Go through the listing and return every line with "have" in it.
# # # # # # #
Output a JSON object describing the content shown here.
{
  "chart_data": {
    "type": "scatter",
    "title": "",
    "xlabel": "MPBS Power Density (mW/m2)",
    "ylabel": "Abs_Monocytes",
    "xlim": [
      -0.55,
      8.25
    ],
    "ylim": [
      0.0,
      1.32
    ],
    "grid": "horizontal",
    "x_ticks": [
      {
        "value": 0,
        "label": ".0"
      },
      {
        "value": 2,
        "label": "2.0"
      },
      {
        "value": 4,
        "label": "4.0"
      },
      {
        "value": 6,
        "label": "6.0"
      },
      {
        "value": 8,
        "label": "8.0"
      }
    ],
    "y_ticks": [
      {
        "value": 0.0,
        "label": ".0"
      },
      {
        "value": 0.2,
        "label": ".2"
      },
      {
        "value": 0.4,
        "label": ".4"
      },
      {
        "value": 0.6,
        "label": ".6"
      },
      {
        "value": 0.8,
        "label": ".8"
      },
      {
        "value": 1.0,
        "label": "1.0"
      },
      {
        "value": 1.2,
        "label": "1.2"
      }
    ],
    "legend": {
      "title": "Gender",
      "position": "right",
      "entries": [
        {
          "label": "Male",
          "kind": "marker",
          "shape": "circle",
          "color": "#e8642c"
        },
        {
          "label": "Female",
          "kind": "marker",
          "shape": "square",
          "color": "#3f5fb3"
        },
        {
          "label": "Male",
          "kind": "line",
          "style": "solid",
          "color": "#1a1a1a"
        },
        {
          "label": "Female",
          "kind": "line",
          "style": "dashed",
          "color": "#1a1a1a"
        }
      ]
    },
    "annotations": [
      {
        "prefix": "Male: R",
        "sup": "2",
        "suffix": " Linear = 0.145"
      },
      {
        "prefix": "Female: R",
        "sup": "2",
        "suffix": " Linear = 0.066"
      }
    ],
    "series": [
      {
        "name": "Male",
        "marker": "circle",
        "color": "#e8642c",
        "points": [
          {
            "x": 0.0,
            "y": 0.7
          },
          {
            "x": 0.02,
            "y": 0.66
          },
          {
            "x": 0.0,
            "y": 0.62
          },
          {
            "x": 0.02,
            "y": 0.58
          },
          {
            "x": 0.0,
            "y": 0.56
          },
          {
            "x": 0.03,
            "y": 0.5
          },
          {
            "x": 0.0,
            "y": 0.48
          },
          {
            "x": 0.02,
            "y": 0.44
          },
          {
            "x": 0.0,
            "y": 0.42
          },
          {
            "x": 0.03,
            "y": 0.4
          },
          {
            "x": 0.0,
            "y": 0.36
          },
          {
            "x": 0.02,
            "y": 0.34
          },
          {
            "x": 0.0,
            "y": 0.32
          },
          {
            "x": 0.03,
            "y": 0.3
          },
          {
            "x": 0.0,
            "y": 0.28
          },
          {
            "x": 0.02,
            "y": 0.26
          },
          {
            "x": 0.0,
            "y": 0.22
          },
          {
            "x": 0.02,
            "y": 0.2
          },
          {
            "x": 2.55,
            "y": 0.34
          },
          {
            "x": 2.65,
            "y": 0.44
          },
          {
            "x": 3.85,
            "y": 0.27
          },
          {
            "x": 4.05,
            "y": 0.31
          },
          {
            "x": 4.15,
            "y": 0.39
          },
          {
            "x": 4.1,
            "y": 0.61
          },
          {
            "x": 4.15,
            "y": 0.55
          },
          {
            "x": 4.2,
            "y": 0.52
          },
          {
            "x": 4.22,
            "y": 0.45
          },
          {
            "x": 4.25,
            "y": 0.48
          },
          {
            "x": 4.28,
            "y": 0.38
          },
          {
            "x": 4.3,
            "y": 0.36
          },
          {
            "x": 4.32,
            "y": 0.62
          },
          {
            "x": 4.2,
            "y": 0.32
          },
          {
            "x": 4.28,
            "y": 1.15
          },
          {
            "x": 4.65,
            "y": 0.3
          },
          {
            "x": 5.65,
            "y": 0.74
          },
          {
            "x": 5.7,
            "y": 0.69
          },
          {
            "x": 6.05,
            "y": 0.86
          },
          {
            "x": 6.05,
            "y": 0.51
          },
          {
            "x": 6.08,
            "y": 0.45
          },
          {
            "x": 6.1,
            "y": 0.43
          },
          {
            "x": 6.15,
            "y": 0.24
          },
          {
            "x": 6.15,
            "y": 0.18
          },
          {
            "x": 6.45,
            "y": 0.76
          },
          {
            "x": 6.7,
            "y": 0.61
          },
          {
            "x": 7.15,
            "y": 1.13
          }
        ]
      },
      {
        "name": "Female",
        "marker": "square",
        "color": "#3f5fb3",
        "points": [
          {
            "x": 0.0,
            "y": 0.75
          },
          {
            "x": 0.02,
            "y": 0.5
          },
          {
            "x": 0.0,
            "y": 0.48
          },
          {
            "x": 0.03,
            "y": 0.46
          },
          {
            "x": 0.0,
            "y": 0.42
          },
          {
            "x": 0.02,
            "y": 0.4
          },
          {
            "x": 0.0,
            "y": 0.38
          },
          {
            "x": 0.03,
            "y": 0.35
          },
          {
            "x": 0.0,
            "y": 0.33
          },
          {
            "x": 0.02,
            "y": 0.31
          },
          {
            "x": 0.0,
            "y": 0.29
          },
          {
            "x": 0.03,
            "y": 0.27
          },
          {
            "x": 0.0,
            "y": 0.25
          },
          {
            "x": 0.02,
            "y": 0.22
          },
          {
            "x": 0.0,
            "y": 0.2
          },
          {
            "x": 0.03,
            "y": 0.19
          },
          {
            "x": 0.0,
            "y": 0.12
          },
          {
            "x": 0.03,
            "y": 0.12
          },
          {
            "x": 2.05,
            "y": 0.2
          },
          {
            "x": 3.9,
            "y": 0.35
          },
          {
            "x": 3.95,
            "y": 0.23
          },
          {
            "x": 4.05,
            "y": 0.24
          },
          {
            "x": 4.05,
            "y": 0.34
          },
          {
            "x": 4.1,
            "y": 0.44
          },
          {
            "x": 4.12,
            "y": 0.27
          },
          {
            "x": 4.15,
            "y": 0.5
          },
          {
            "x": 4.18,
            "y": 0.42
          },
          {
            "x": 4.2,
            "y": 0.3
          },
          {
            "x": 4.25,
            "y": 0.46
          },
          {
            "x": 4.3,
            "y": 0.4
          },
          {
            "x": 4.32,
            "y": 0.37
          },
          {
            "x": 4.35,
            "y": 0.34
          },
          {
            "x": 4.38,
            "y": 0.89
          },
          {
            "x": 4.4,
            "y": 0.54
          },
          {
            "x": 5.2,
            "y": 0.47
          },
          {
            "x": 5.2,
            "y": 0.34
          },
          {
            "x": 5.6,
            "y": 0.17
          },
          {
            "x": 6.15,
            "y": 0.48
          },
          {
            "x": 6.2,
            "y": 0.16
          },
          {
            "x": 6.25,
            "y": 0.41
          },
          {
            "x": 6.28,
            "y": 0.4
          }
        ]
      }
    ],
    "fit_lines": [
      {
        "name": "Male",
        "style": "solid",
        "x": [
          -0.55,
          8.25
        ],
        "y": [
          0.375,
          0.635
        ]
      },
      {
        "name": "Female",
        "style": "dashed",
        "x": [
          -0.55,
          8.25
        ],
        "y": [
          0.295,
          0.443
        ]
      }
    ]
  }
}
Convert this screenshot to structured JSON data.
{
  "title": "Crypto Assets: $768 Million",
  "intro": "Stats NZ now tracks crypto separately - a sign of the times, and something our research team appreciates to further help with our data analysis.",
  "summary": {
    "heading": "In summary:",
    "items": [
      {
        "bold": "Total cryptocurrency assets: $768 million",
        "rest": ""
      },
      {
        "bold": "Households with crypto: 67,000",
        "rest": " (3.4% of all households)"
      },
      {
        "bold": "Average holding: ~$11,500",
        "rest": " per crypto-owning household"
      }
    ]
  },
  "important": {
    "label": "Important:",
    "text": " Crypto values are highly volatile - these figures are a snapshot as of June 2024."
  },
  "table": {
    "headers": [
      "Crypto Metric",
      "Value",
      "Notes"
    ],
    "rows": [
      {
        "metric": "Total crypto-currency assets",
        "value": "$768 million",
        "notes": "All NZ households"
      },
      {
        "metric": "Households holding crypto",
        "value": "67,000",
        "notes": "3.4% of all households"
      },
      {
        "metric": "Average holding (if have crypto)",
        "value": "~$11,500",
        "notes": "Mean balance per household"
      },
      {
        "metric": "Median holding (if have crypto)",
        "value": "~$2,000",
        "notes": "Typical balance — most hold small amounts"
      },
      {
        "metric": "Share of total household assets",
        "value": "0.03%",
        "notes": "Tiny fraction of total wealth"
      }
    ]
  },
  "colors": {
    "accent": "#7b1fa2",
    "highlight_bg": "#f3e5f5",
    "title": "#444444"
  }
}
# # # # # # #
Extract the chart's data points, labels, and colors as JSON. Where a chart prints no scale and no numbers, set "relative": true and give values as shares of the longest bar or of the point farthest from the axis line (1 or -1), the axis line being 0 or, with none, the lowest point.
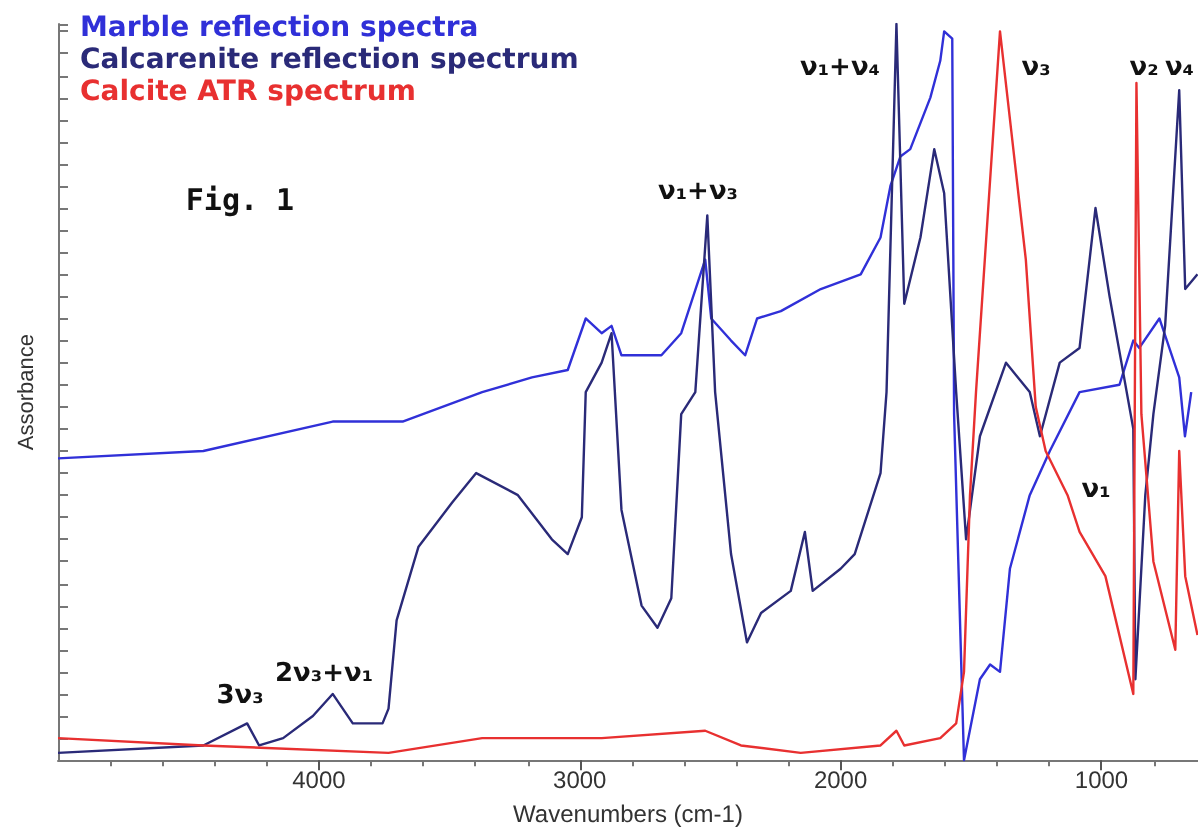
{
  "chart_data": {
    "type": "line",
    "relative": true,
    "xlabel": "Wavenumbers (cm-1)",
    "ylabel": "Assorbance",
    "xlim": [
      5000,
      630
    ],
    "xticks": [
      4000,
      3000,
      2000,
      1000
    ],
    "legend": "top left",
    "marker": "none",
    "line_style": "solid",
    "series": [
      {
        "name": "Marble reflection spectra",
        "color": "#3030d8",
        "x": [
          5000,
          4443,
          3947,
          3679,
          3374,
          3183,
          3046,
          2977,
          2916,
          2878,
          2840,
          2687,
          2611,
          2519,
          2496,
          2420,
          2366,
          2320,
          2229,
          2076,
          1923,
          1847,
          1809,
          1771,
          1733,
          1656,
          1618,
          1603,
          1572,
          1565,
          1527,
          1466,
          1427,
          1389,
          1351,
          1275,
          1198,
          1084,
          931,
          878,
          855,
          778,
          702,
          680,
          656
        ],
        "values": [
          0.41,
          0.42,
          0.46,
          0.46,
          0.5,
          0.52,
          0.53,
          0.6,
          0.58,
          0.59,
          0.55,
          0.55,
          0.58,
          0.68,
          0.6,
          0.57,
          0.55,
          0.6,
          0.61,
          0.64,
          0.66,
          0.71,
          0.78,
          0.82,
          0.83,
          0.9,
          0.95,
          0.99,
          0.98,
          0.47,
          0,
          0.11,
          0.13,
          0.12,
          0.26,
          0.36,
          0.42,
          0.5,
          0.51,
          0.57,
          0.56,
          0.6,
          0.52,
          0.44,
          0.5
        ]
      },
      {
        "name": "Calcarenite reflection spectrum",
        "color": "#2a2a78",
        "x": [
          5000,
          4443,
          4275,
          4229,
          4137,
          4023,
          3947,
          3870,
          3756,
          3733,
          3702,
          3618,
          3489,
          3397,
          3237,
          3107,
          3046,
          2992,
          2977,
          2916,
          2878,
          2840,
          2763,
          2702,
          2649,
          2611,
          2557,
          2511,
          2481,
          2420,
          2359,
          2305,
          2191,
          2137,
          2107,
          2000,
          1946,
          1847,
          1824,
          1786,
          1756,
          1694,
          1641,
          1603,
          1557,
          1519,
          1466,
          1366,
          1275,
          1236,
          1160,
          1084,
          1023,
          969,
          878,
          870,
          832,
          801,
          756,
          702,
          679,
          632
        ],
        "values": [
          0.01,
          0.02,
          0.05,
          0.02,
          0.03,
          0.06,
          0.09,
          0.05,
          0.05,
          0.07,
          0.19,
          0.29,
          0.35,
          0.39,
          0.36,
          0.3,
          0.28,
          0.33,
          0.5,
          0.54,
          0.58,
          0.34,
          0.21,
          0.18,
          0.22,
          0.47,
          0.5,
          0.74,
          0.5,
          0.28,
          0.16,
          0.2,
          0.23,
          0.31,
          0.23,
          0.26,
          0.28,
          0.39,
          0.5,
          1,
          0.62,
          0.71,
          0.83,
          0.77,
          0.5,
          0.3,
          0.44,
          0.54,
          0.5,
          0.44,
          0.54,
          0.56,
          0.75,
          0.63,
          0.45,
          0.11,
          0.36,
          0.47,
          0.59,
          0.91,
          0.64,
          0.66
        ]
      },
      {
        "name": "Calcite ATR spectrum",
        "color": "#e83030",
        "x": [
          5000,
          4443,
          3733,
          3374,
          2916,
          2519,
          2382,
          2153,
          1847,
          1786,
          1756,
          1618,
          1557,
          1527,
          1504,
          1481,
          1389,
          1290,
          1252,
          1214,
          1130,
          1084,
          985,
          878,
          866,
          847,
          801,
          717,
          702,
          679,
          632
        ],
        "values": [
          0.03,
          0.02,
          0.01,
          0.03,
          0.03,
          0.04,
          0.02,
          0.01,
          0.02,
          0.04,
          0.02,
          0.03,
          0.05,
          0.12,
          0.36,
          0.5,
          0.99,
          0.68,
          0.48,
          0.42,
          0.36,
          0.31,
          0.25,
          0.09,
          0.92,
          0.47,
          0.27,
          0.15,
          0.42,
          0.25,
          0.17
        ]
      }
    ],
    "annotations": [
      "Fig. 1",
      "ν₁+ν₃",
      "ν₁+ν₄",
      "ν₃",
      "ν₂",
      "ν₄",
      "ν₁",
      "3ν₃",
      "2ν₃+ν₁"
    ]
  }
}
# # # # # # #
### Result for this task
        "metric": "Average holding (if have crypto)",
        "metric": "Median holding (if have crypto)",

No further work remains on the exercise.